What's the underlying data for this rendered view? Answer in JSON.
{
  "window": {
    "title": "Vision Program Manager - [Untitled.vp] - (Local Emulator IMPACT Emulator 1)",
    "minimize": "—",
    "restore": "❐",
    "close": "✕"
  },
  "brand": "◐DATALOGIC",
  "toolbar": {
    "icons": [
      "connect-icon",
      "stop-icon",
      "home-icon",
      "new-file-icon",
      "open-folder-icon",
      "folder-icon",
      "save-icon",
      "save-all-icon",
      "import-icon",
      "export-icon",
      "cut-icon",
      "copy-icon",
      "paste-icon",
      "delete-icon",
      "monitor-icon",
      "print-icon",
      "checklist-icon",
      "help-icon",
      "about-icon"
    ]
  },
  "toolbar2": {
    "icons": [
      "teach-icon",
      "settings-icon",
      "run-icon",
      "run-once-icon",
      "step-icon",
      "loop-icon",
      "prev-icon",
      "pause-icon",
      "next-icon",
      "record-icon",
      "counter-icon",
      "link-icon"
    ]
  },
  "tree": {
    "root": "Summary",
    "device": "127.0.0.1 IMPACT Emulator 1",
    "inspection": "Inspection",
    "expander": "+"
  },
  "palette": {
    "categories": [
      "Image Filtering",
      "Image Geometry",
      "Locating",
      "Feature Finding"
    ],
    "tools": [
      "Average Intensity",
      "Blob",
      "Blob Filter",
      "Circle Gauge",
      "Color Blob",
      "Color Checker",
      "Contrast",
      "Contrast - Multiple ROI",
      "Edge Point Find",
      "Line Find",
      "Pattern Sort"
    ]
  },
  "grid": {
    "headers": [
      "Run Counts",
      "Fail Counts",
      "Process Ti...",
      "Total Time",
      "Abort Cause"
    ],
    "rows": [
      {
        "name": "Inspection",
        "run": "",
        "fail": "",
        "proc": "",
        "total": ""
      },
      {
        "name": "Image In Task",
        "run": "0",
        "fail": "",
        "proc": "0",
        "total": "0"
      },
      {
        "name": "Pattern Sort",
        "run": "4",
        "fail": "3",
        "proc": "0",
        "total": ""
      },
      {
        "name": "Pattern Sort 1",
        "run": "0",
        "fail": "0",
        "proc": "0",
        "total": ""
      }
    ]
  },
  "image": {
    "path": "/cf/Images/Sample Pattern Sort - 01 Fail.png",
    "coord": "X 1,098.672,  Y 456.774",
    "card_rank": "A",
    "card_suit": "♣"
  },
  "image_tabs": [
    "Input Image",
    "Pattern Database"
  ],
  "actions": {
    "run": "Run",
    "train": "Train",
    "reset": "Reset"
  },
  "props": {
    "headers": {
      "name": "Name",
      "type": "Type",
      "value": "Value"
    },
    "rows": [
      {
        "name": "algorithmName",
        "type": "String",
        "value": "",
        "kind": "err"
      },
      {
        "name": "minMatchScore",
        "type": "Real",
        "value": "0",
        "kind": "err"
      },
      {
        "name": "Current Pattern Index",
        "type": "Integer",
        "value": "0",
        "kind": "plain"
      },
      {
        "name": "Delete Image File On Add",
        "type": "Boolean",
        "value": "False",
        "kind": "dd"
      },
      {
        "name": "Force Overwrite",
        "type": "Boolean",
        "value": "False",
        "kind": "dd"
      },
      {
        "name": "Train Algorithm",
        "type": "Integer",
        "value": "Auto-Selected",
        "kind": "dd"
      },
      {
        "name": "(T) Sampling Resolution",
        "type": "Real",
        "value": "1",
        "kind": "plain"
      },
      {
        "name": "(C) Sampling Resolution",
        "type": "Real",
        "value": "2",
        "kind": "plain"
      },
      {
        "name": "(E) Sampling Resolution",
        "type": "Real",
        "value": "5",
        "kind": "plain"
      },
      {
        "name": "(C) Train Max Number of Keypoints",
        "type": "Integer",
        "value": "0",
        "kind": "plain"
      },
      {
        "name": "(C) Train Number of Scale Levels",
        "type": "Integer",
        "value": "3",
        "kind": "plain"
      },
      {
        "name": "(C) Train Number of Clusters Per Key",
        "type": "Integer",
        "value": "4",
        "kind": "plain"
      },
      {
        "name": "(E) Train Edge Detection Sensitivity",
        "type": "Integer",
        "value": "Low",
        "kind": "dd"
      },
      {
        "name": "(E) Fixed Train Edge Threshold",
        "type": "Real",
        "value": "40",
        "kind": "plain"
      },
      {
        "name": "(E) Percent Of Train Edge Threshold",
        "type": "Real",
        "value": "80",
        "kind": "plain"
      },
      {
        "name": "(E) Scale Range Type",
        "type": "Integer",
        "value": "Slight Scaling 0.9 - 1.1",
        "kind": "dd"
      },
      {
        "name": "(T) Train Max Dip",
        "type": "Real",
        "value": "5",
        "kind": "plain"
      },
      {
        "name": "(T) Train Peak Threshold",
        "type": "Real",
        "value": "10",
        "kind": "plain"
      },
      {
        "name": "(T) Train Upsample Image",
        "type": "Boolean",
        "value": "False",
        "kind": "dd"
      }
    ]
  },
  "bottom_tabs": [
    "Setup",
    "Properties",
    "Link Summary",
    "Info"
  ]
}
•••
• **WHAT YOU ARE ASKED TO DO**:
Which lines hold the word "Resolution"? Return all of them from the records above.

• **SOLUTION**:
        "name": "(T) Sampling Resolution",
        "name": "(C) Sampling Resolution",
        "name": "(E) Sampling Resolution",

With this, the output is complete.